▶ EXERCISE
Write out the material exactly, with the pictures left out.

--- Start of EXERCISE MATERIAL ---

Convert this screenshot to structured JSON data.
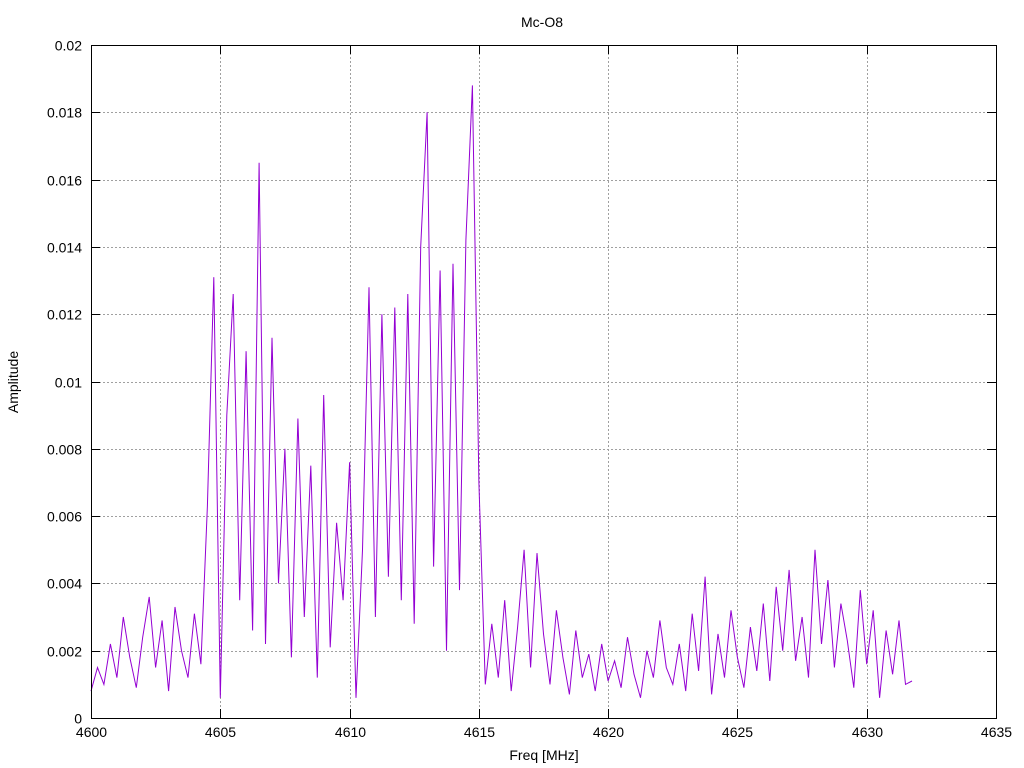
{
  "chart_data": {
    "type": "line",
    "title": "Mc-O8",
    "xlabel": "Freq [MHz]",
    "ylabel": "Amplitude",
    "xlim": [
      4600,
      4635
    ],
    "ylim": [
      0,
      0.02
    ],
    "xticks": [
      "4600",
      "4605",
      "4610",
      "4615",
      "4620",
      "4625",
      "4630",
      "4635"
    ],
    "yticks": [
      "0",
      "0.002",
      "0.004",
      "0.006",
      "0.008",
      "0.01",
      "0.012",
      "0.014",
      "0.016",
      "0.018",
      "0.02"
    ],
    "grid": true,
    "legend": "none",
    "series": [
      {
        "name": "Mc-O8",
        "color": "#9400d3",
        "x_start": 4600,
        "x_step": 0.25,
        "values": [
          0.0008,
          0.0015,
          0.001,
          0.0022,
          0.0012,
          0.003,
          0.0018,
          0.0009,
          0.0024,
          0.0036,
          0.0015,
          0.0029,
          0.0008,
          0.0033,
          0.002,
          0.0012,
          0.0031,
          0.0016,
          0.0063,
          0.0131,
          0.0006,
          0.009,
          0.0126,
          0.0035,
          0.0109,
          0.0026,
          0.0165,
          0.0022,
          0.0113,
          0.004,
          0.008,
          0.0018,
          0.0089,
          0.003,
          0.0075,
          0.0012,
          0.0096,
          0.0021,
          0.0058,
          0.0035,
          0.0076,
          0.0006,
          0.005,
          0.0128,
          0.003,
          0.012,
          0.0042,
          0.0122,
          0.0035,
          0.0126,
          0.0028,
          0.014,
          0.018,
          0.0045,
          0.0133,
          0.002,
          0.0135,
          0.0038,
          0.0142,
          0.0188,
          0.007,
          0.001,
          0.0028,
          0.0012,
          0.0035,
          0.0008,
          0.0027,
          0.005,
          0.0015,
          0.0049,
          0.0025,
          0.001,
          0.0032,
          0.0018,
          0.0007,
          0.0026,
          0.0012,
          0.0019,
          0.0008,
          0.0022,
          0.0011,
          0.0017,
          0.0009,
          0.0024,
          0.0013,
          0.0006,
          0.002,
          0.0012,
          0.0029,
          0.0015,
          0.001,
          0.0022,
          0.0008,
          0.0031,
          0.0014,
          0.0042,
          0.0007,
          0.0025,
          0.0012,
          0.0032,
          0.0018,
          0.0009,
          0.0027,
          0.0014,
          0.0034,
          0.0011,
          0.0039,
          0.002,
          0.0044,
          0.0017,
          0.003,
          0.0012,
          0.005,
          0.0022,
          0.0041,
          0.0015,
          0.0034,
          0.0023,
          0.0009,
          0.0038,
          0.0016,
          0.0032,
          0.0006,
          0.0026,
          0.0013,
          0.0029,
          0.001,
          0.0011
        ]
      }
    ]
  }
}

--- End of EXERCISE MATERIAL ---

▶ OUTPUT FOR THIS EXERCISE
Convert this screenshot to structured JSON data.
{
  "chart_data": {
    "type": "line",
    "title": "Mc-O8",
    "xlabel": "Freq [MHz]",
    "ylabel": "Amplitude",
    "xlim": [
      4600,
      4635
    ],
    "ylim": [
      0,
      0.02
    ],
    "xticks": [
      "4600",
      "4605",
      "4610",
      "4615",
      "4620",
      "4625",
      "4630",
      "4635"
    ],
    "yticks": [
      "0",
      "0.002",
      "0.004",
      "0.006",
      "0.008",
      "0.01",
      "0.012",
      "0.014",
      "0.016",
      "0.018",
      "0.02"
    ],
    "grid": true,
    "legend": "none",
    "series": [
      {
        "name": "Mc-O8",
        "color": "#9400d3",
        "x_start": 4600,
        "x_step": 0.25,
        "values": [
          0.0008,
          0.0015,
          0.001,
          0.0022,
          0.0012,
          0.003,
          0.0018,
          0.0009,
          0.0024,
          0.0036,
          0.0015,
          0.0029,
          0.0008,
          0.0033,
          0.002,
          0.0012,
          0.0031,
          0.0016,
          0.0063,
          0.0131,
          0.0006,
          0.009,
          0.0126,
          0.0035,
          0.0109,
          0.0026,
          0.0165,
          0.0022,
          0.0113,
          0.004,
          0.008,
          0.0018,
          0.0089,
          0.003,
          0.0075,
          0.0012,
          0.0096,
          0.0021,
          0.0058,
          0.0035,
          0.0076,
          0.0006,
          0.005,
          0.0128,
          0.003,
          0.012,
          0.0042,
          0.0122,
          0.0035,
          0.0126,
          0.0028,
          0.014,
          0.018,
          0.0045,
          0.0133,
          0.002,
          0.0135,
          0.0038,
          0.0142,
          0.0188,
          0.007,
          0.001,
          0.0028,
          0.0012,
          0.0035,
          0.0008,
          0.0027,
          0.005,
          0.0015,
          0.0049,
          0.0025,
          0.001,
          0.0032,
          0.0018,
          0.0007,
          0.0026,
          0.0012,
          0.0019,
          0.0008,
          0.0022,
          0.0011,
          0.0017,
          0.0009,
          0.0024,
          0.0013,
          0.0006,
          0.002,
          0.0012,
          0.0029,
          0.0015,
          0.001,
          0.0022,
          0.0008,
          0.0031,
          0.0014,
          0.0042,
          0.0007,
          0.0025,
          0.0012,
          0.0032,
          0.0018,
          0.0009,
          0.0027,
          0.0014,
          0.0034,
          0.0011,
          0.0039,
          0.002,
          0.0044,
          0.0017,
          0.003,
          0.0012,
          0.005,
          0.0022,
          0.0041,
          0.0015,
          0.0034,
          0.0023,
          0.0009,
          0.0038,
          0.0016,
          0.0032,
          0.0006,
          0.0026,
          0.0013,
          0.0029,
          0.001,
          0.0011
        ]
      }
    ]
  }
}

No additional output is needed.